## GOAL
Reproduce the records below in full and word for word, excluding pictures.

## THE INPUT
━━━━━━━━
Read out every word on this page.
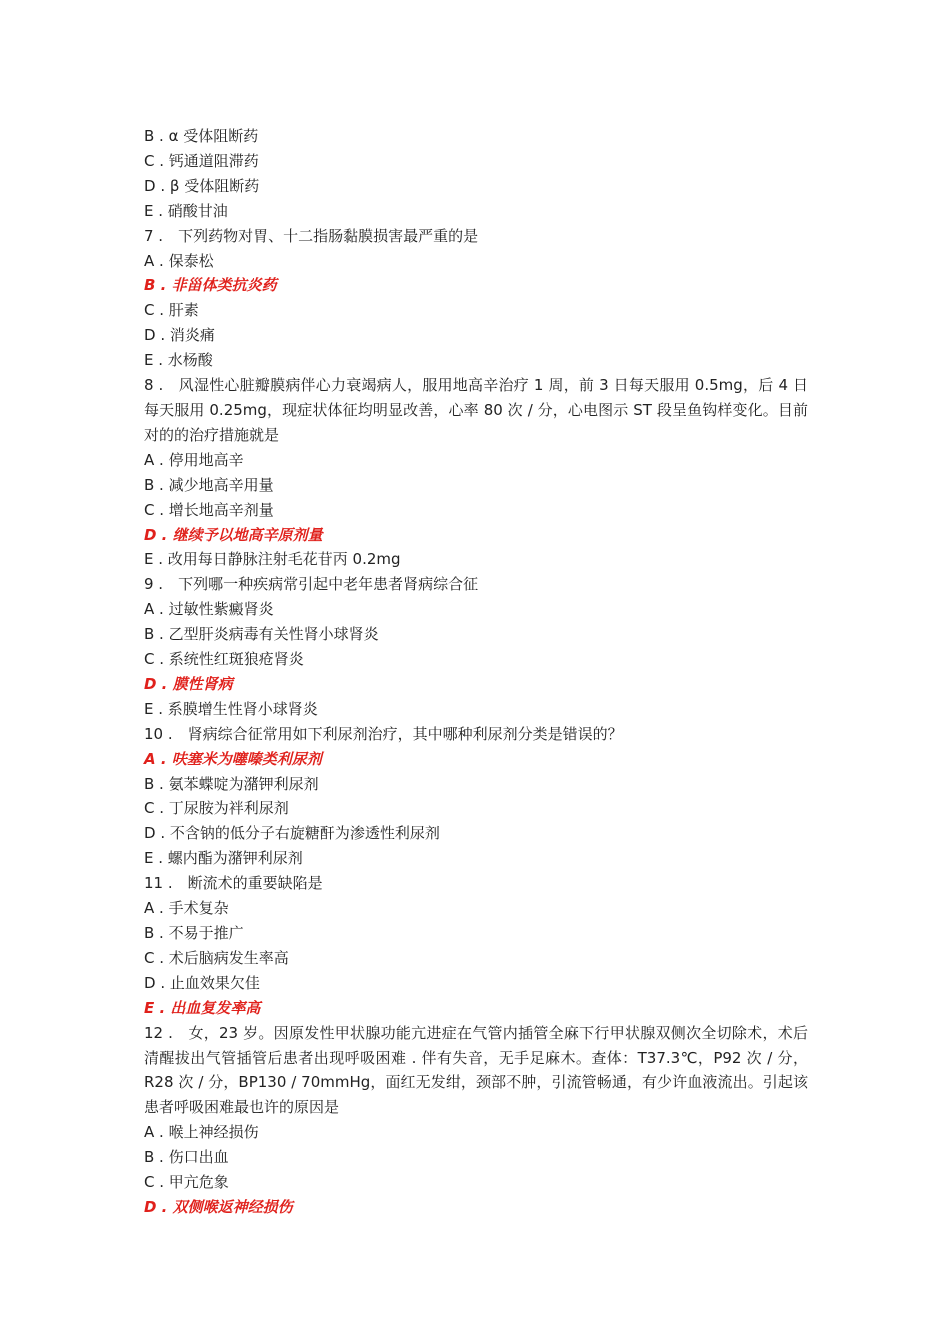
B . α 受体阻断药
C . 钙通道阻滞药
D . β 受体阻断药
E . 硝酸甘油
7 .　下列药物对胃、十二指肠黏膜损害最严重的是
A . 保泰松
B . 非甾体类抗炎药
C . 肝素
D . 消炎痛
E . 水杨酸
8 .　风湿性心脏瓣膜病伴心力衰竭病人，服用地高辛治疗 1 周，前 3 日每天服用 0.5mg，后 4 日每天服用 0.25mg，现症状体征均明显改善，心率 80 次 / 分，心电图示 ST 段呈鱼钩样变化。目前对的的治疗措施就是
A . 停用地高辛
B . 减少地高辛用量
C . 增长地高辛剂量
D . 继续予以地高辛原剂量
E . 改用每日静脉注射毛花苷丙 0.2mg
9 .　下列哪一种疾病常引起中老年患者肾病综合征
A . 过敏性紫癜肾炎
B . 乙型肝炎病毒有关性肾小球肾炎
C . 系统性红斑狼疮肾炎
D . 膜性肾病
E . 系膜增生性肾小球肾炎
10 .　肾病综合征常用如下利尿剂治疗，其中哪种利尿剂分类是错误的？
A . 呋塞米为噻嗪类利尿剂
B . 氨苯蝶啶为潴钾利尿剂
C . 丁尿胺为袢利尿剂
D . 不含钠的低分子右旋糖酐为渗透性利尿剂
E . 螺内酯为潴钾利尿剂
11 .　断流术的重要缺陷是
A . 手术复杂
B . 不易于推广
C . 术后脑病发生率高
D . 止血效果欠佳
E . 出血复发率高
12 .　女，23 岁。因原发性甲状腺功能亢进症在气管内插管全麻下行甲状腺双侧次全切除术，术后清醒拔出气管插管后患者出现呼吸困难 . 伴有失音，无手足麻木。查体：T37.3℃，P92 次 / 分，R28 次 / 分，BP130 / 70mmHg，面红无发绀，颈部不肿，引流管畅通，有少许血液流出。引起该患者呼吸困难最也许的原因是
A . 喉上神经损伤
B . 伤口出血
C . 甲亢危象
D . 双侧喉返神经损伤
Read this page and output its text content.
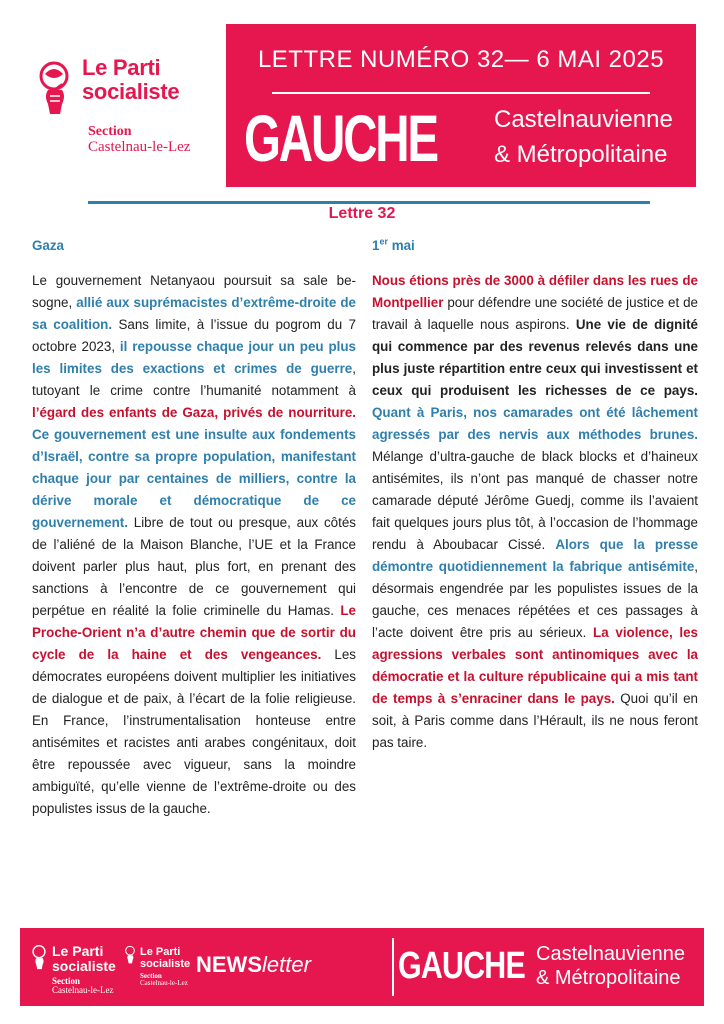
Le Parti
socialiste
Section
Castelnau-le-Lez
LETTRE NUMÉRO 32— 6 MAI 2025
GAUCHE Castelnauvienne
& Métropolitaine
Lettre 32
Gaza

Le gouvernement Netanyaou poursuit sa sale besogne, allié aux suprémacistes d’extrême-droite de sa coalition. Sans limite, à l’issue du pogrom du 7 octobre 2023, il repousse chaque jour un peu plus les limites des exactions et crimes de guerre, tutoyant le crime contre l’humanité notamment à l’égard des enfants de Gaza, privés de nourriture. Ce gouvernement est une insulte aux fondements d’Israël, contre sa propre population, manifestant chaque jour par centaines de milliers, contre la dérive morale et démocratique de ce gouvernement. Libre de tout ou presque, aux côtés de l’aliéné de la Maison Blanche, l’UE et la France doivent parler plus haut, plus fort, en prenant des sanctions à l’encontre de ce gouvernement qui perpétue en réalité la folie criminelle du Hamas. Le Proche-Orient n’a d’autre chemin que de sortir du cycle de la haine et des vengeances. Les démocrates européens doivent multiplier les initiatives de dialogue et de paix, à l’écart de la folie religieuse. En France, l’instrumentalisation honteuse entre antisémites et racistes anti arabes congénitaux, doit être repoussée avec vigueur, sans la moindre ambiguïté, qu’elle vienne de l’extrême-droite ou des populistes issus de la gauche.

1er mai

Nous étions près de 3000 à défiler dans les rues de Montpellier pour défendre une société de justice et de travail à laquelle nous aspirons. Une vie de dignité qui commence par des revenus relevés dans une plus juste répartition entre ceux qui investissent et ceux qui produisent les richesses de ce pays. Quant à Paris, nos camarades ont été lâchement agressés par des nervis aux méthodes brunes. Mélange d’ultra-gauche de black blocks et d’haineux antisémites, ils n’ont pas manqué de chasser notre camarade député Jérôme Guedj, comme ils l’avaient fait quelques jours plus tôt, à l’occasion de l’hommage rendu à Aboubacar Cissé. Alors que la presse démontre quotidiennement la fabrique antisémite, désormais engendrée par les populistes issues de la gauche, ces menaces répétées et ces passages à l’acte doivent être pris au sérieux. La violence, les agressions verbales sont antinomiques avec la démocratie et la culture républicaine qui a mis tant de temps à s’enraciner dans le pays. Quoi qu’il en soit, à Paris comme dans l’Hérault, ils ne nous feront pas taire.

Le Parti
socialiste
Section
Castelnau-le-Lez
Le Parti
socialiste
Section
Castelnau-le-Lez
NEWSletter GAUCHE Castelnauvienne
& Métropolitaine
━━━━━━━━
## RESPONSE
Read out every word on this page.
B . α 受体阻断药
C . 钙通道阻滞药
D . β 受体阻断药
E . 硝酸甘油
7 .　下列药物对胃、十二指肠黏膜损害最严重的是
A . 保泰松
B . 非甾体类抗炎药
C . 肝素
D . 消炎痛
E . 水杨酸
8 .　风湿性心脏瓣膜病伴心力衰竭病人，服用地高辛治疗 1 周，前 3 日每天服用 0.5mg，后 4 日每天服用 0.25mg，现症状体征均明显改善，心率 80 次 / 分，心电图示 ST 段呈鱼钩样变化。目前对的的治疗措施就是
A . 停用地高辛
B . 减少地高辛用量
C . 增长地高辛剂量
D . 继续予以地高辛原剂量
E . 改用每日静脉注射毛花苷丙 0.2mg
9 .　下列哪一种疾病常引起中老年患者肾病综合征
A . 过敏性紫癜肾炎
B . 乙型肝炎病毒有关性肾小球肾炎
C . 系统性红斑狼疮肾炎
D . 膜性肾病
E . 系膜增生性肾小球肾炎
10 .　肾病综合征常用如下利尿剂治疗，其中哪种利尿剂分类是错误的？
A . 呋塞米为噻嗪类利尿剂
B . 氨苯蝶啶为潴钾利尿剂
C . 丁尿胺为袢利尿剂
D . 不含钠的低分子右旋糖酐为渗透性利尿剂
E . 螺内酯为潴钾利尿剂
11 .　断流术的重要缺陷是
A . 手术复杂
B . 不易于推广
C . 术后脑病发生率高
D . 止血效果欠佳
E . 出血复发率高
12 .　女，23 岁。因原发性甲状腺功能亢进症在气管内插管全麻下行甲状腺双侧次全切除术，术后清醒拔出气管插管后患者出现呼吸困难 . 伴有失音，无手足麻木。查体：T37.3℃，P92 次 / 分，R28 次 / 分，BP130 / 70mmHg，面红无发绀，颈部不肿，引流管畅通，有少许血液流出。引起该患者呼吸困难最也许的原因是
A . 喉上神经损伤
B . 伤口出血
C . 甲亢危象
D . 双侧喉返神经损伤
Read this page and output its text content.
Le Parti
socialiste
Section
Castelnau-le-Lez
LETTRE NUMÉRO 32— 6 MAI 2025
GAUCHE Castelnauvienne
& Métropolitaine
Lettre 32
Gaza

Le gouvernement Netanyaou poursuit sa sale besogne, allié aux suprémacistes d’extrême-droite de sa coalition. Sans limite, à l’issue du pogrom du 7 octobre 2023, il repousse chaque jour un peu plus les limites des exactions et crimes de guerre, tutoyant le crime contre l’humanité notamment à l’égard des enfants de Gaza, privés de nourriture. Ce gouvernement est une insulte aux fondements d’Israël, contre sa propre population, manifestant chaque jour par centaines de milliers, contre la dérive morale et démocratique de ce gouvernement. Libre de tout ou presque, aux côtés de l’aliéné de la Maison Blanche, l’UE et la France doivent parler plus haut, plus fort, en prenant des sanctions à l’encontre de ce gouvernement qui perpétue en réalité la folie criminelle du Hamas. Le Proche-Orient n’a d’autre chemin que de sortir du cycle de la haine et des vengeances. Les démocrates européens doivent multiplier les initiatives de dialogue et de paix, à l’écart de la folie religieuse. En France, l’instrumentalisation honteuse entre antisémites et racistes anti arabes congénitaux, doit être repoussée avec vigueur, sans la moindre ambiguïté, qu’elle vienne de l’extrême-droite ou des populistes issus de la gauche.

1er mai

Nous étions près de 3000 à défiler dans les rues de Montpellier pour défendre une société de justice et de travail à laquelle nous aspirons. Une vie de dignité qui commence par des revenus relevés dans une plus juste répartition entre ceux qui investissent et ceux qui produisent les richesses de ce pays. Quant à Paris, nos camarades ont été lâchement agressés par des nervis aux méthodes brunes. Mélange d’ultra-gauche de black blocks et d’haineux antisémites, ils n’ont pas manqué de chasser notre camarade député Jérôme Guedj, comme ils l’avaient fait quelques jours plus tôt, à l’occasion de l’hommage rendu à Aboubacar Cissé. Alors que la presse démontre quotidiennement la fabrique antisémite, désormais engendrée par les populistes issues de la gauche, ces menaces répétées et ces passages à l’acte doivent être pris au sérieux. La violence, les agressions verbales sont antinomiques avec la démocratie et la culture républicaine qui a mis tant de temps à s’enraciner dans le pays. Quoi qu’il en soit, à Paris comme dans l’Hérault, ils ne nous feront pas taire.

Le Parti
socialiste
Section
Castelnau-le-Lez
Le Parti
socialiste
Section
Castelnau-le-Lez
NEWSletter GAUCHE Castelnauvienne
& Métropolitaine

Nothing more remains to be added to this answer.